§ Aim of the task:
All entries are to be given again verbatim.

§ Given records:
+-------+
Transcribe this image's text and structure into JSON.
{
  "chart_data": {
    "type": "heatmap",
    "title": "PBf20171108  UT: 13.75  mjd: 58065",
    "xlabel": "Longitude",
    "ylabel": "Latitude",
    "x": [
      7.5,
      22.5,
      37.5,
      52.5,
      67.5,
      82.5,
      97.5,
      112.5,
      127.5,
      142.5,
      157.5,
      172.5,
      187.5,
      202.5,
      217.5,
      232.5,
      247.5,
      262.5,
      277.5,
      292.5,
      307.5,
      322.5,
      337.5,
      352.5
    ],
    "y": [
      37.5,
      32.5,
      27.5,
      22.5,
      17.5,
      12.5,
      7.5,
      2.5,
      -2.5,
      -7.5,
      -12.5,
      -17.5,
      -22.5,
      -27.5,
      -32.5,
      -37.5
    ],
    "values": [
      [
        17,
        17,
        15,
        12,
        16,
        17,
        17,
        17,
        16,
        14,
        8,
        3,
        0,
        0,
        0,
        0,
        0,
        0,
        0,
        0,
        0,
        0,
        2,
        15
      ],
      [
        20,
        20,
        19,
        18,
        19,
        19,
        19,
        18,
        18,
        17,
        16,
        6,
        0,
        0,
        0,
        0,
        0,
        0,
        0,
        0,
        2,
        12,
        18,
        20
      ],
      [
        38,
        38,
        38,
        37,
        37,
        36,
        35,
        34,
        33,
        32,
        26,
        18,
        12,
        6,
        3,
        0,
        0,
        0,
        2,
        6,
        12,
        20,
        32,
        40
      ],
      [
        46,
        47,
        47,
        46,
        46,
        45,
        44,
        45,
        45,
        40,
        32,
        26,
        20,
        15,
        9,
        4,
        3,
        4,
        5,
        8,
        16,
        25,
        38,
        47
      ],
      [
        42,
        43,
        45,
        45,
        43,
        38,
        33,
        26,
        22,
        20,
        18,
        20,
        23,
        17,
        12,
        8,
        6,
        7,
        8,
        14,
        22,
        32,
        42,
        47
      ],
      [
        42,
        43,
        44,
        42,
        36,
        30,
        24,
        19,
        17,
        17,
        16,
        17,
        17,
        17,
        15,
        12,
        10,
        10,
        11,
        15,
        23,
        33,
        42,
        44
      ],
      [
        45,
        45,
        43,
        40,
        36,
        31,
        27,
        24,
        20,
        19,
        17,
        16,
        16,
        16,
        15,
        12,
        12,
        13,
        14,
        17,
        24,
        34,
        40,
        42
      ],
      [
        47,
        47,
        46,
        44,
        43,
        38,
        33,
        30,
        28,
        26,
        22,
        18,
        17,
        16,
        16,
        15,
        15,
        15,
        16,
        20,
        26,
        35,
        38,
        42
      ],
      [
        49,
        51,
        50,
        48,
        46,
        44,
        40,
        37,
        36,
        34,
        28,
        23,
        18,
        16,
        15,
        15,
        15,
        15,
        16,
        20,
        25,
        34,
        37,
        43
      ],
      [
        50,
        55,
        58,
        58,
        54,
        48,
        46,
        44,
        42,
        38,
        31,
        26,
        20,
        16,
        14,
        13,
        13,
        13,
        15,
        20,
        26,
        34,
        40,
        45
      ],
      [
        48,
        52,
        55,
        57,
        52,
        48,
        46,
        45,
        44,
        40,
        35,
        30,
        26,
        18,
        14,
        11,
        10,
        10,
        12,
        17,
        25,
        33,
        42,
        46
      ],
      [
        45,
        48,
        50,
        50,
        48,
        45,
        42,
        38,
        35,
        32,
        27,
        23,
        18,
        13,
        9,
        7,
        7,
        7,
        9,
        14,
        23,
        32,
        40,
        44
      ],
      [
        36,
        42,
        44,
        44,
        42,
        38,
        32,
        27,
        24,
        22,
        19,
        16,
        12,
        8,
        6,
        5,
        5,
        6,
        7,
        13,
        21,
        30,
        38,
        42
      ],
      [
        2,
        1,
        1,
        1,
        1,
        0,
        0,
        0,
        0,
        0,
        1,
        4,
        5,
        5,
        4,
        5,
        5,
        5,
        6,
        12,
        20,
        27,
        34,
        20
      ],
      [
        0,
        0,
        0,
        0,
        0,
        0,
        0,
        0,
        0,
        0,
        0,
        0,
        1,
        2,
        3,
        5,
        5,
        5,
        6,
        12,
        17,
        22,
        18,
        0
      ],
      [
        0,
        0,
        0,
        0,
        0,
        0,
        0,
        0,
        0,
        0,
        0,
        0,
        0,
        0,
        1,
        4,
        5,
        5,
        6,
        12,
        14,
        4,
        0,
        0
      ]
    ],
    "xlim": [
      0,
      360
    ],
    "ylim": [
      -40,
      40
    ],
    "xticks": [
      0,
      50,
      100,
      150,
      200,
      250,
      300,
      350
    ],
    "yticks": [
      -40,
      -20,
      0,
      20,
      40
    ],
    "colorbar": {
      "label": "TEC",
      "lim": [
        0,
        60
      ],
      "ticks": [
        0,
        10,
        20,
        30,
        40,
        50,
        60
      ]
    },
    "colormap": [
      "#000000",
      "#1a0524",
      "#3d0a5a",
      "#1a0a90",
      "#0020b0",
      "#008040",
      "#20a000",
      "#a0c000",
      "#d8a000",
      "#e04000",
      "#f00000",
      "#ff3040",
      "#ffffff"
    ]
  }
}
+-------+
§ Response to the exercise:
Transcribe this image's text and structure into JSON.
{
  "chart_data": {
    "type": "heatmap",
    "title": "PBf20171108  UT: 13.75  mjd: 58065",
    "xlabel": "Longitude",
    "ylabel": "Latitude",
    "x": [
      7.5,
      22.5,
      37.5,
      52.5,
      67.5,
      82.5,
      97.5,
      112.5,
      127.5,
      142.5,
      157.5,
      172.5,
      187.5,
      202.5,
      217.5,
      232.5,
      247.5,
      262.5,
      277.5,
      292.5,
      307.5,
      322.5,
      337.5,
      352.5
    ],
    "y": [
      37.5,
      32.5,
      27.5,
      22.5,
      17.5,
      12.5,
      7.5,
      2.5,
      -2.5,
      -7.5,
      -12.5,
      -17.5,
      -22.5,
      -27.5,
      -32.5,
      -37.5
    ],
    "values": [
      [
        17,
        17,
        15,
        12,
        16,
        17,
        17,
        17,
        16,
        14,
        8,
        3,
        0,
        0,
        0,
        0,
        0,
        0,
        0,
        0,
        0,
        0,
        2,
        15
      ],
      [
        20,
        20,
        19,
        18,
        19,
        19,
        19,
        18,
        18,
        17,
        16,
        6,
        0,
        0,
        0,
        0,
        0,
        0,
        0,
        0,
        2,
        12,
        18,
        20
      ],
      [
        38,
        38,
        38,
        37,
        37,
        36,
        35,
        34,
        33,
        32,
        26,
        18,
        12,
        6,
        3,
        0,
        0,
        0,
        2,
        6,
        12,
        20,
        32,
        40
      ],
      [
        46,
        47,
        47,
        46,
        46,
        45,
        44,
        45,
        45,
        40,
        32,
        26,
        20,
        15,
        9,
        4,
        3,
        4,
        5,
        8,
        16,
        25,
        38,
        47
      ],
      [
        42,
        43,
        45,
        45,
        43,
        38,
        33,
        26,
        22,
        20,
        18,
        20,
        23,
        17,
        12,
        8,
        6,
        7,
        8,
        14,
        22,
        32,
        42,
        47
      ],
      [
        42,
        43,
        44,
        42,
        36,
        30,
        24,
        19,
        17,
        17,
        16,
        17,
        17,
        17,
        15,
        12,
        10,
        10,
        11,
        15,
        23,
        33,
        42,
        44
      ],
      [
        45,
        45,
        43,
        40,
        36,
        31,
        27,
        24,
        20,
        19,
        17,
        16,
        16,
        16,
        15,
        12,
        12,
        13,
        14,
        17,
        24,
        34,
        40,
        42
      ],
      [
        47,
        47,
        46,
        44,
        43,
        38,
        33,
        30,
        28,
        26,
        22,
        18,
        17,
        16,
        16,
        15,
        15,
        15,
        16,
        20,
        26,
        35,
        38,
        42
      ],
      [
        49,
        51,
        50,
        48,
        46,
        44,
        40,
        37,
        36,
        34,
        28,
        23,
        18,
        16,
        15,
        15,
        15,
        15,
        16,
        20,
        25,
        34,
        37,
        43
      ],
      [
        50,
        55,
        58,
        58,
        54,
        48,
        46,
        44,
        42,
        38,
        31,
        26,
        20,
        16,
        14,
        13,
        13,
        13,
        15,
        20,
        26,
        34,
        40,
        45
      ],
      [
        48,
        52,
        55,
        57,
        52,
        48,
        46,
        45,
        44,
        40,
        35,
        30,
        26,
        18,
        14,
        11,
        10,
        10,
        12,
        17,
        25,
        33,
        42,
        46
      ],
      [
        45,
        48,
        50,
        50,
        48,
        45,
        42,
        38,
        35,
        32,
        27,
        23,
        18,
        13,
        9,
        7,
        7,
        7,
        9,
        14,
        23,
        32,
        40,
        44
      ],
      [
        36,
        42,
        44,
        44,
        42,
        38,
        32,
        27,
        24,
        22,
        19,
        16,
        12,
        8,
        6,
        5,
        5,
        6,
        7,
        13,
        21,
        30,
        38,
        42
      ],
      [
        2,
        1,
        1,
        1,
        1,
        0,
        0,
        0,
        0,
        0,
        1,
        4,
        5,
        5,
        4,
        5,
        5,
        5,
        6,
        12,
        20,
        27,
        34,
        20
      ],
      [
        0,
        0,
        0,
        0,
        0,
        0,
        0,
        0,
        0,
        0,
        0,
        0,
        1,
        2,
        3,
        5,
        5,
        5,
        6,
        12,
        17,
        22,
        18,
        0
      ],
      [
        0,
        0,
        0,
        0,
        0,
        0,
        0,
        0,
        0,
        0,
        0,
        0,
        0,
        0,
        1,
        4,
        5,
        5,
        6,
        12,
        14,
        4,
        0,
        0
      ]
    ],
    "xlim": [
      0,
      360
    ],
    "ylim": [
      -40,
      40
    ],
    "xticks": [
      0,
      50,
      100,
      150,
      200,
      250,
      300,
      350
    ],
    "yticks": [
      -40,
      -20,
      0,
      20,
      40
    ],
    "colorbar": {
      "label": "TEC",
      "lim": [
        0,
        60
      ],
      "ticks": [
        0,
        10,
        20,
        30,
        40,
        50,
        60
      ]
    },
    "colormap": [
      "#000000",
      "#1a0524",
      "#3d0a5a",
      "#1a0a90",
      "#0020b0",
      "#008040",
      "#20a000",
      "#a0c000",
      "#d8a000",
      "#e04000",
      "#f00000",
      "#ff3040",
      "#ffffff"
    ]
  }
}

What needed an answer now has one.